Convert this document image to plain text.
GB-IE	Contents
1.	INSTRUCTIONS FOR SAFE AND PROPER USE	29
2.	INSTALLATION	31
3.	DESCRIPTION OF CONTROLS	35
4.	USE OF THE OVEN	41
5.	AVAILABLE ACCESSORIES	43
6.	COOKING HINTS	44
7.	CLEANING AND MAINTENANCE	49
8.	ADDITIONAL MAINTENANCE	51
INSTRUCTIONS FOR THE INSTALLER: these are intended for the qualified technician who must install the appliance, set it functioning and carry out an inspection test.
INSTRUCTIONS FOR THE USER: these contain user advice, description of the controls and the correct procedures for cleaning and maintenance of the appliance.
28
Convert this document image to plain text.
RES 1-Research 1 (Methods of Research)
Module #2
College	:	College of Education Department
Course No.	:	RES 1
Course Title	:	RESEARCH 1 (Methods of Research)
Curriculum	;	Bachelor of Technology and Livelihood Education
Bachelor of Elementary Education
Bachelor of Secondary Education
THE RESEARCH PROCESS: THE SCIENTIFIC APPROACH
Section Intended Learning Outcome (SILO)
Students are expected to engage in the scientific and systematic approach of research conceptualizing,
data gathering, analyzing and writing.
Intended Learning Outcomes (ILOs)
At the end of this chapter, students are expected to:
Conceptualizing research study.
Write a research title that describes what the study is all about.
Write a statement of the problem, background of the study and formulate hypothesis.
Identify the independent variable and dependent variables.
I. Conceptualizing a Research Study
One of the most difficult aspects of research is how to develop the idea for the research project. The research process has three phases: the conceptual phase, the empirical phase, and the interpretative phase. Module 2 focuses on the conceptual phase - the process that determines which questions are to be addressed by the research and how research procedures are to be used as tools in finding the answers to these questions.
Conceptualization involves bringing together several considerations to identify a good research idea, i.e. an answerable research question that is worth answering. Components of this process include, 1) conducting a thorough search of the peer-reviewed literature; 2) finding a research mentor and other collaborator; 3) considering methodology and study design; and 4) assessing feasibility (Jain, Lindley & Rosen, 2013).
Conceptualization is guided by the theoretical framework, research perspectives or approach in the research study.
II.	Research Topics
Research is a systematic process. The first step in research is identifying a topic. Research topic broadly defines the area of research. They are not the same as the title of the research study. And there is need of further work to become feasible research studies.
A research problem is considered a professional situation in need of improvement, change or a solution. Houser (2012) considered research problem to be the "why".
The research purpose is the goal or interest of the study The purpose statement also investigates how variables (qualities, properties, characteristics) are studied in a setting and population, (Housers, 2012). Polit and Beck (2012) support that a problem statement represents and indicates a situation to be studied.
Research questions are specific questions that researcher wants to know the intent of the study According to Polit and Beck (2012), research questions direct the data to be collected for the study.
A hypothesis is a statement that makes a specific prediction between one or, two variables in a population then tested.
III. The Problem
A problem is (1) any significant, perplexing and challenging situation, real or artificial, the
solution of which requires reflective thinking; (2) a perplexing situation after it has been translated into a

---------------

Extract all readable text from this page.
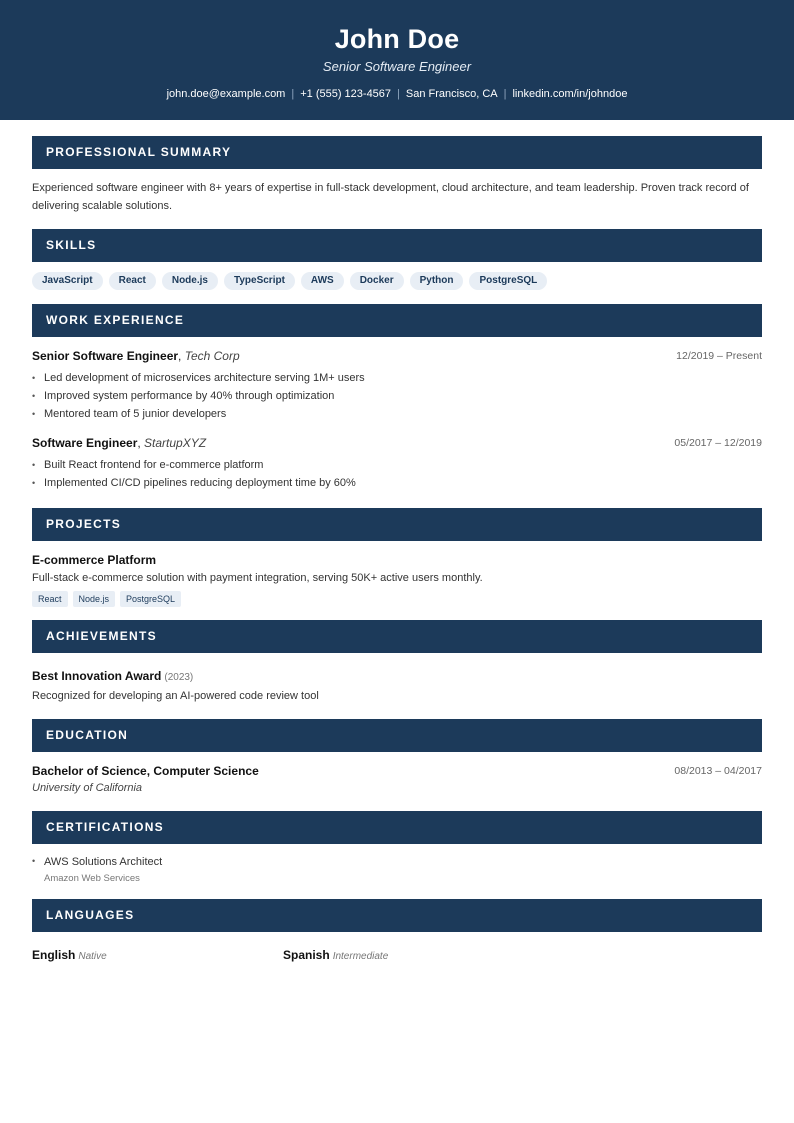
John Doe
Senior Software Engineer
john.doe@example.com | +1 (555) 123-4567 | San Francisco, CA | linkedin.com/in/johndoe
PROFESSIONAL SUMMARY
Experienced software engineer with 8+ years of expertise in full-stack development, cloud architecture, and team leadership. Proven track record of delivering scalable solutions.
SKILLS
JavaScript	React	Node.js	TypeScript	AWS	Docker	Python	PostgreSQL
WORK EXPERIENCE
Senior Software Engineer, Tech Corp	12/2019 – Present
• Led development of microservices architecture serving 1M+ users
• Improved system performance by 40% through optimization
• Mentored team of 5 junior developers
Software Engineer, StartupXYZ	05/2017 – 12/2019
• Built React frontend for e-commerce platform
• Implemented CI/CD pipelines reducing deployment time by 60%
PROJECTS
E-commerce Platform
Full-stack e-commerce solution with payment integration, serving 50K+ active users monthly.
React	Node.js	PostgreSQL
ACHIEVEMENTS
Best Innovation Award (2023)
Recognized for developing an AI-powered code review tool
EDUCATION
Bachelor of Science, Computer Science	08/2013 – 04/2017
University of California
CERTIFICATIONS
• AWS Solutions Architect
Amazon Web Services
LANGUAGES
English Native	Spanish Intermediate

---------------

### The task:
How many lines in these entries hold the string "variables"? Answer with the number alone.

### Response to the exercise:
3